• **Set exercise**
Where does the string "varies" appear? Copy every line of the entries below that holds it.

• **Records for processing**

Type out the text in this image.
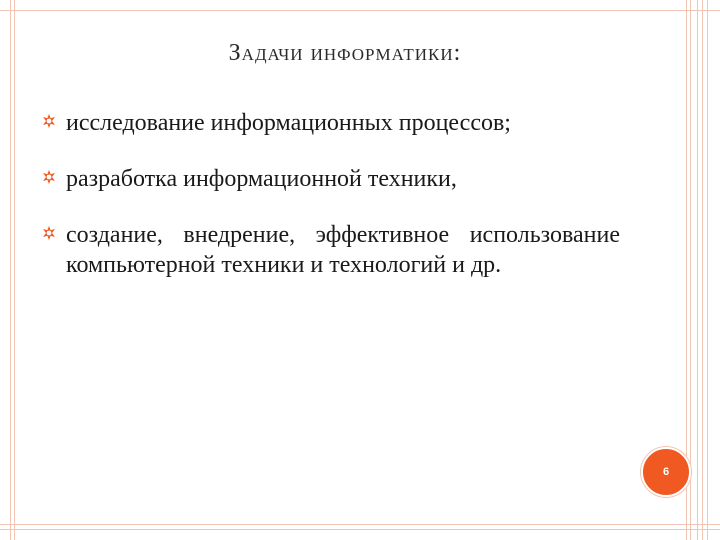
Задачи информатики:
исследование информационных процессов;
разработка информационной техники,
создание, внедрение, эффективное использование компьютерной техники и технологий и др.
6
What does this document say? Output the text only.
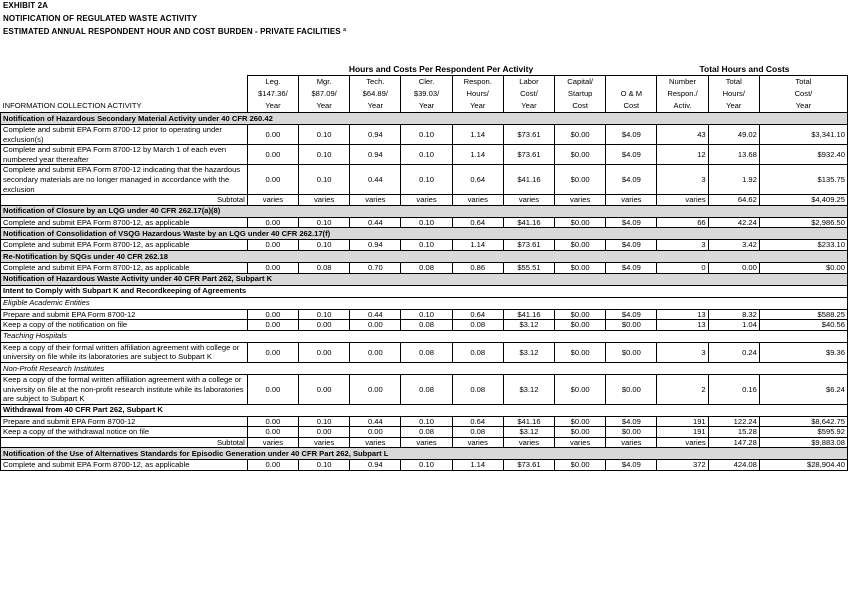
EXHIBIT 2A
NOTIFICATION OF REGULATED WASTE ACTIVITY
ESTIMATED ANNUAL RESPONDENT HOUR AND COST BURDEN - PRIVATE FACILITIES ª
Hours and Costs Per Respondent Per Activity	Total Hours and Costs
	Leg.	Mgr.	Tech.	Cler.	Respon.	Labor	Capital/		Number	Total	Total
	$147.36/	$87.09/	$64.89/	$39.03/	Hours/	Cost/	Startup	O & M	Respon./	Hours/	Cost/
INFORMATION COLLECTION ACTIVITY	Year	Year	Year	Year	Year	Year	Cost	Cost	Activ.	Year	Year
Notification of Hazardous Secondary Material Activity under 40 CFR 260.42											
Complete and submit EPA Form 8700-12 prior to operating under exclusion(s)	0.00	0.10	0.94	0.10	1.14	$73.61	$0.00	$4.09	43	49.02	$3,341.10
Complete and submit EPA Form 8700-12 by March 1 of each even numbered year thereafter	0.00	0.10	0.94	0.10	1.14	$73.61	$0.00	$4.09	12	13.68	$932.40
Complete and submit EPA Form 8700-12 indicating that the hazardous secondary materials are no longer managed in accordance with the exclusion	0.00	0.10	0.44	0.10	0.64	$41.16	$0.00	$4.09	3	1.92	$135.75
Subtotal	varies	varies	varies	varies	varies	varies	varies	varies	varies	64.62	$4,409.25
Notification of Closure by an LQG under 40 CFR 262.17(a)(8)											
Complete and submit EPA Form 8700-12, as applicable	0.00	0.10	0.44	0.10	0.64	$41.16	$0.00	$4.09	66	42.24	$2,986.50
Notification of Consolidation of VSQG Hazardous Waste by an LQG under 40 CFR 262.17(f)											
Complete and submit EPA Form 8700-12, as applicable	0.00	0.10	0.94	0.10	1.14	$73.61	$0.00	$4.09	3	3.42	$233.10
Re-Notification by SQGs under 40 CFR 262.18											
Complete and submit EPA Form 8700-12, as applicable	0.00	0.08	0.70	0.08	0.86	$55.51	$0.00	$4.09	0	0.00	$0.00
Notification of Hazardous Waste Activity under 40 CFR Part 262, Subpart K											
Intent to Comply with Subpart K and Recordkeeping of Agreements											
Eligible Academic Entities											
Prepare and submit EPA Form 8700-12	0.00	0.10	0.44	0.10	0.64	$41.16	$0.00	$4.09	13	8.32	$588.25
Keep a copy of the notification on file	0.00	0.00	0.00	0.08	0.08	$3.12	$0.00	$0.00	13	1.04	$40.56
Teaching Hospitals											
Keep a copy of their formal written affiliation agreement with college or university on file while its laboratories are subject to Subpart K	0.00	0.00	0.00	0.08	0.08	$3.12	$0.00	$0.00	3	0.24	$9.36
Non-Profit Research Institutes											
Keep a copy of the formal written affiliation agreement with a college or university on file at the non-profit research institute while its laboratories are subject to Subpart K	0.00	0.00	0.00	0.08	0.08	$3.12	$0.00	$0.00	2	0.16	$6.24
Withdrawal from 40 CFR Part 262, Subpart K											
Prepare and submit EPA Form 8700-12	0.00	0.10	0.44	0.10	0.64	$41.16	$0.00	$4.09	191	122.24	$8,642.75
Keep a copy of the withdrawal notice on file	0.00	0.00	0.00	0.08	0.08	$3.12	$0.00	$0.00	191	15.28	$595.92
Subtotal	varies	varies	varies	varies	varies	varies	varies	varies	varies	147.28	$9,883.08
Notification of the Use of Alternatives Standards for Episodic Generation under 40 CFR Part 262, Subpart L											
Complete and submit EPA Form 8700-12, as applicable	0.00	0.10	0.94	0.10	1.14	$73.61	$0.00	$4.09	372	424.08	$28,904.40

• **Exercise solution**
Subtotal	varies	varies	varies	varies	varies	varies	varies	varies	varies	64.62	$4,409.25
Subtotal	varies	varies	varies	varies	varies	varies	varies	varies	varies	147.28	$9,883.08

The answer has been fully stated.